**YOUR TASK:**
Pull out every line of the listing below where "image" appears.
── INPUT FOR THIS TASK ──
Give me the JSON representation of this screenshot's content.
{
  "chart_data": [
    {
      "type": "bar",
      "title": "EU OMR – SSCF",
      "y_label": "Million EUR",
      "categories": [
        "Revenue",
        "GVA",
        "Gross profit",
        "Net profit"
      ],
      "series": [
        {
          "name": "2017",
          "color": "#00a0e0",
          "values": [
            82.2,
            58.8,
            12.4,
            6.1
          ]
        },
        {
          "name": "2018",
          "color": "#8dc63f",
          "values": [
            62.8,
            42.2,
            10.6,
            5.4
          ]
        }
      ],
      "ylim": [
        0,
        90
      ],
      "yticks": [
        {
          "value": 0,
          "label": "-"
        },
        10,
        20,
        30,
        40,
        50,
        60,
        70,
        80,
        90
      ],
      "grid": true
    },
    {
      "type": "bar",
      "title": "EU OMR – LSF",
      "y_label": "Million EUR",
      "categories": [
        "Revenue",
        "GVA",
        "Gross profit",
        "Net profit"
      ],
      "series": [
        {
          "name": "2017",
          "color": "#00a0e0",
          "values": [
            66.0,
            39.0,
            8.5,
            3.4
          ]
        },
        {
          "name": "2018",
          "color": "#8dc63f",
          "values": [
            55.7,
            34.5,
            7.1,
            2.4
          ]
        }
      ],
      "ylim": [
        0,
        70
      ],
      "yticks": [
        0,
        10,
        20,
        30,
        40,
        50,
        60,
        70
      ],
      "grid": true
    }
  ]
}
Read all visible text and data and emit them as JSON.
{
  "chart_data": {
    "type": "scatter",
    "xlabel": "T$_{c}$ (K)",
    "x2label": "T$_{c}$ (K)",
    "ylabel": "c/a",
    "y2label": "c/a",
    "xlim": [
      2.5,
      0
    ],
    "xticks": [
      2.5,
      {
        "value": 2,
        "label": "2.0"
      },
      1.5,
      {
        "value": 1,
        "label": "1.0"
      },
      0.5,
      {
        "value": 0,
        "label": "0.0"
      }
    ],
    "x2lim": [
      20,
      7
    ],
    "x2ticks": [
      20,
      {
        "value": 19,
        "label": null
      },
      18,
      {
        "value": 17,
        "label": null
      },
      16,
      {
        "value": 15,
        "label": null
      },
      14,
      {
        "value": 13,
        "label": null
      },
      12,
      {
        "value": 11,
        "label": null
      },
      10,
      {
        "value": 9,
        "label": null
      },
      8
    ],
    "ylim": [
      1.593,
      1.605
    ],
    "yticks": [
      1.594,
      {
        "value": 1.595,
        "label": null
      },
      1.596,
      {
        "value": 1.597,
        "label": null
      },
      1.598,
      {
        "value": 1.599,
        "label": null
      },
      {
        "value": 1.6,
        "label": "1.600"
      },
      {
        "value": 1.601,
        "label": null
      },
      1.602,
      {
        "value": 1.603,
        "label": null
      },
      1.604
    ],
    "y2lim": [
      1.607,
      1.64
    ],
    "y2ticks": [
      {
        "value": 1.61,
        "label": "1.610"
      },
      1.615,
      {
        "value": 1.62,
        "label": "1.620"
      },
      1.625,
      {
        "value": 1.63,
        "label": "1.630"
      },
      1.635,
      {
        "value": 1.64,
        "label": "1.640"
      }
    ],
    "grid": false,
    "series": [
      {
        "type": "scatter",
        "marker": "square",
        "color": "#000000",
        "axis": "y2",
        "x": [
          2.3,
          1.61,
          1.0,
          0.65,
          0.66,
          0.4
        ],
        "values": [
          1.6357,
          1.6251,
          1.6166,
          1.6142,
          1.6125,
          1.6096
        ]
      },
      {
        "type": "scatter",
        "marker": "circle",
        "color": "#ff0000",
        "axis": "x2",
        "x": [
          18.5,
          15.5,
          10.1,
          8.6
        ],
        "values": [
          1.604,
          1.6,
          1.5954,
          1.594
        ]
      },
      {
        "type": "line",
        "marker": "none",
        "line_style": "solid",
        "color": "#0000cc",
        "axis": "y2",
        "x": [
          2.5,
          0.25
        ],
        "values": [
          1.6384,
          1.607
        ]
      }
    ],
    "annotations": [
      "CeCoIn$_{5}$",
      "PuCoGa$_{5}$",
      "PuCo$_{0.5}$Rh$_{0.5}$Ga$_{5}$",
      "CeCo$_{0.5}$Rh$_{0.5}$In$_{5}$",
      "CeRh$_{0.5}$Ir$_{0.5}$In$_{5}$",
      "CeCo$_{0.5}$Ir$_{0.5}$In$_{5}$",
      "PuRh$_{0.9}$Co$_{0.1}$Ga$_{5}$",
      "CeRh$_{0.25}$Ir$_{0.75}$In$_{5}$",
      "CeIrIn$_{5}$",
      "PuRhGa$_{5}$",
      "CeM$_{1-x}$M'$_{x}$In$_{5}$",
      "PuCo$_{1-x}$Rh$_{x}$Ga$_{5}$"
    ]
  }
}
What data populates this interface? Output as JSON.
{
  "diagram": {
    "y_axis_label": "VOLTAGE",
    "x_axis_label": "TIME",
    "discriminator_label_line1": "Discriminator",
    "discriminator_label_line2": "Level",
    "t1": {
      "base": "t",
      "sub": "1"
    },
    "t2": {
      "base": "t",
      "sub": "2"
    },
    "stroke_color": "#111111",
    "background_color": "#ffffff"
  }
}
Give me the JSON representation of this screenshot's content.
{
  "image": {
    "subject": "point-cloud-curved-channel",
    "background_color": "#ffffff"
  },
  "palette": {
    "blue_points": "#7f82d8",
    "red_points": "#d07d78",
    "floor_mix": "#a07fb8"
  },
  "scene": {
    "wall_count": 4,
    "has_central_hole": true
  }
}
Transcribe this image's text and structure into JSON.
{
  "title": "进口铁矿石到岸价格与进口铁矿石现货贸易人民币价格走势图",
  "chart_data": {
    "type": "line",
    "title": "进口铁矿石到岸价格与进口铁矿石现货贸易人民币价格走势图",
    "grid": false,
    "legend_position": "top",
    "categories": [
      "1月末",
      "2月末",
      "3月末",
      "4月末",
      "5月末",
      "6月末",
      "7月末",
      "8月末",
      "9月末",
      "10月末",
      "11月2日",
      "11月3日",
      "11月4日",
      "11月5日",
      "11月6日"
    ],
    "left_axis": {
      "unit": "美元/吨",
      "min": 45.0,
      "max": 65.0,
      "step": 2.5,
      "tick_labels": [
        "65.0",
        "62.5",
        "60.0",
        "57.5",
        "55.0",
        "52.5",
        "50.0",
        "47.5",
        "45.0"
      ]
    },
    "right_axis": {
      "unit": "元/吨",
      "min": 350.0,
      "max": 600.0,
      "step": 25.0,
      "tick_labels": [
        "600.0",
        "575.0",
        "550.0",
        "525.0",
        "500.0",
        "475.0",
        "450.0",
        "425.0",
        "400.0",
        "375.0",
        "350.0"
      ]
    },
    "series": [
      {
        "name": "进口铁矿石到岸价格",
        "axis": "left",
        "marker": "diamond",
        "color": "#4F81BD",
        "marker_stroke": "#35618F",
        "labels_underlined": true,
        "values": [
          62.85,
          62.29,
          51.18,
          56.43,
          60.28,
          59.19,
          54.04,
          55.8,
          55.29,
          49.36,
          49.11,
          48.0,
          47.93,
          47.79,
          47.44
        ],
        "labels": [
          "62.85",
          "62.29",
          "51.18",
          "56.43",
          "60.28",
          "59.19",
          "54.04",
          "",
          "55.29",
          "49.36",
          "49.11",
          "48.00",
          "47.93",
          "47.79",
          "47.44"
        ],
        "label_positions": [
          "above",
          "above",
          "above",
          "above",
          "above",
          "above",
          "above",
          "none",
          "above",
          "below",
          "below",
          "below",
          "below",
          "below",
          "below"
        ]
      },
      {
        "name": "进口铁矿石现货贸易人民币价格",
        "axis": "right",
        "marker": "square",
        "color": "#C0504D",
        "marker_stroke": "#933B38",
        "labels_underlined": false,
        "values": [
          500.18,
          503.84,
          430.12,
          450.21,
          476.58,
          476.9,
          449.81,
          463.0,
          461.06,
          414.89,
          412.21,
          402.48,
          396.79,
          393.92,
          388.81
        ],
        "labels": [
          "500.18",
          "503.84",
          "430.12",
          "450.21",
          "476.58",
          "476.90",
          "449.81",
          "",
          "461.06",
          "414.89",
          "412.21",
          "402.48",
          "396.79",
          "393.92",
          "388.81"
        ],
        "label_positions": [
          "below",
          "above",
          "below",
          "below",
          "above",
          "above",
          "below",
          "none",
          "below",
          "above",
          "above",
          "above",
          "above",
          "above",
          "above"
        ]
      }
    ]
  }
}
───
**THE RESULT:**
  "image": {
Transcribe this image's text and structure into JSON.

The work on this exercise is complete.